[Data items]
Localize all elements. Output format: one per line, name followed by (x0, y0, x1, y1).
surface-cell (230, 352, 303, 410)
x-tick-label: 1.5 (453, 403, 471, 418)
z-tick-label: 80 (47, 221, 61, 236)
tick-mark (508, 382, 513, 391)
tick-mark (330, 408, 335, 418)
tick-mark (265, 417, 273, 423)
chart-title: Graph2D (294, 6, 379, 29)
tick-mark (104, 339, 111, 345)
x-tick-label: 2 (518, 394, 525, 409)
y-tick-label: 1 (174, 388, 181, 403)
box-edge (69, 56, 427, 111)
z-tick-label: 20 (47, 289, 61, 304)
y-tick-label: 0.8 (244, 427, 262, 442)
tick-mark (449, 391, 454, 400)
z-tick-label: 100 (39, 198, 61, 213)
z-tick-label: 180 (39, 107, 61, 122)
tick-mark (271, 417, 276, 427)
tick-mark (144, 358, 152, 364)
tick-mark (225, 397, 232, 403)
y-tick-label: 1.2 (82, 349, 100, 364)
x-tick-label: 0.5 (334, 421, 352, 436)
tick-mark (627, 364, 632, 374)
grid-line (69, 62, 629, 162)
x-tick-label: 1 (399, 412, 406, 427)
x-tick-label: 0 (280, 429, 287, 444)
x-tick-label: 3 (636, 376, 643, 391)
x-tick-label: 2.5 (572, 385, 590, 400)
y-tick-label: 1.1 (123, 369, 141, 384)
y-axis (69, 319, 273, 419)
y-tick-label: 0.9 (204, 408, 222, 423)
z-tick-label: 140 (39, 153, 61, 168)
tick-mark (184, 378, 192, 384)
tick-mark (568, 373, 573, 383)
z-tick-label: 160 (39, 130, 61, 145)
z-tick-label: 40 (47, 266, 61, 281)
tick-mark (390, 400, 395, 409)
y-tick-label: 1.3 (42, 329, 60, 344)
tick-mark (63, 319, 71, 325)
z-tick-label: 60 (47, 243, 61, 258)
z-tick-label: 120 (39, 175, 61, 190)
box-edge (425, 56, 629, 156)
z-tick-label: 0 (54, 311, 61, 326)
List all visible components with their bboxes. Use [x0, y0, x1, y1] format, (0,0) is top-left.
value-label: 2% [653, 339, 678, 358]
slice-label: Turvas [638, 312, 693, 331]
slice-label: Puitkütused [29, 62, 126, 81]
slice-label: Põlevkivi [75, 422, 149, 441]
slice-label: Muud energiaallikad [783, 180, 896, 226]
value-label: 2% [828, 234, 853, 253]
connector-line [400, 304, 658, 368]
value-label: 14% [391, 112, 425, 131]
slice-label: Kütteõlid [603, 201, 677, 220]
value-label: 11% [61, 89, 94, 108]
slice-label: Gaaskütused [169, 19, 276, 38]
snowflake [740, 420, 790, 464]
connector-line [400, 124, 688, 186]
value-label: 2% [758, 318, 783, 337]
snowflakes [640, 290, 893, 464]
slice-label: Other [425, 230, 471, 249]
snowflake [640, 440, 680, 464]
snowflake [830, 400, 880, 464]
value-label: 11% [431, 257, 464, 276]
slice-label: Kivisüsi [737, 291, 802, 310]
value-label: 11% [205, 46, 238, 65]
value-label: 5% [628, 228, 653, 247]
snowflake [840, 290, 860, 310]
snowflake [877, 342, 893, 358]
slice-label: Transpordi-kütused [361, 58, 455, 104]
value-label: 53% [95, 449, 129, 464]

**WHAT TO DO:** Reproduce every line of the data items word for word.

**ANSWER FOR THE TASK:**
Localize all elements. Output format: one per line, name followed by (x0, y0, x1, y1).
surface-cell (230, 352, 303, 410)
x-tick-label: 1.5 (453, 403, 471, 418)
z-tick-label: 80 (47, 221, 61, 236)
tick-mark (508, 382, 513, 391)
tick-mark (330, 408, 335, 418)
tick-mark (265, 417, 273, 423)
chart-title: Graph2D (294, 6, 379, 29)
tick-mark (104, 339, 111, 345)
x-tick-label: 2 (518, 394, 525, 409)
y-tick-label: 1 (174, 388, 181, 403)
box-edge (69, 56, 427, 111)
z-tick-label: 20 (47, 289, 61, 304)
y-tick-label: 0.8 (244, 427, 262, 442)
tick-mark (449, 391, 454, 400)
z-tick-label: 100 (39, 198, 61, 213)
z-tick-label: 180 (39, 107, 61, 122)
tick-mark (271, 417, 276, 427)
tick-mark (144, 358, 152, 364)
tick-mark (225, 397, 232, 403)
y-tick-label: 1.2 (82, 349, 100, 364)
x-tick-label: 0.5 (334, 421, 352, 436)
tick-mark (627, 364, 632, 374)
grid-line (69, 62, 629, 162)
x-tick-label: 1 (399, 412, 406, 427)
x-tick-label: 0 (280, 429, 287, 444)
x-tick-label: 3 (636, 376, 643, 391)
x-tick-label: 2.5 (572, 385, 590, 400)
y-tick-label: 1.1 (123, 369, 141, 384)
y-axis (69, 319, 273, 419)
y-tick-label: 0.9 (204, 408, 222, 423)
z-tick-label: 140 (39, 153, 61, 168)
tick-mark (184, 378, 192, 384)
tick-mark (568, 373, 573, 383)
z-tick-label: 160 (39, 130, 61, 145)
z-tick-label: 40 (47, 266, 61, 281)
tick-mark (390, 400, 395, 409)
y-tick-label: 1.3 (42, 329, 60, 344)
tick-mark (63, 319, 71, 325)
z-tick-label: 60 (47, 243, 61, 258)
z-tick-label: 120 (39, 175, 61, 190)
box-edge (425, 56, 629, 156)
z-tick-label: 0 (54, 311, 61, 326)
List all visible components with their bboxes. Use [x0, y0, x1, y1] format, (0,0) is top-left.
value-label: 2% [653, 339, 678, 358]
slice-label: Turvas [638, 312, 693, 331]
slice-label: Puitkütused [29, 62, 126, 81]
slice-label: Põlevkivi [75, 422, 149, 441]
slice-label: Muud energiaallikad [783, 180, 896, 226]
value-label: 2% [828, 234, 853, 253]
connector-line [400, 304, 658, 368]
value-label: 14% [391, 112, 425, 131]
slice-label: Kütteõlid [603, 201, 677, 220]
value-label: 11% [61, 89, 94, 108]
slice-label: Gaaskütused [169, 19, 276, 38]
snowflake [740, 420, 790, 464]
connector-line [400, 124, 688, 186]
value-label: 2% [758, 318, 783, 337]
snowflakes [640, 290, 893, 464]
slice-label: Other [425, 230, 471, 249]
snowflake [640, 440, 680, 464]
snowflake [830, 400, 880, 464]
value-label: 11% [431, 257, 464, 276]
slice-label: Kivisüsi [737, 291, 802, 310]
value-label: 11% [205, 46, 238, 65]
value-label: 5% [628, 228, 653, 247]
snowflake [840, 290, 860, 310]
snowflake [877, 342, 893, 358]
slice-label: Transpordi-kütused [361, 58, 455, 104]
value-label: 53% [95, 449, 129, 464]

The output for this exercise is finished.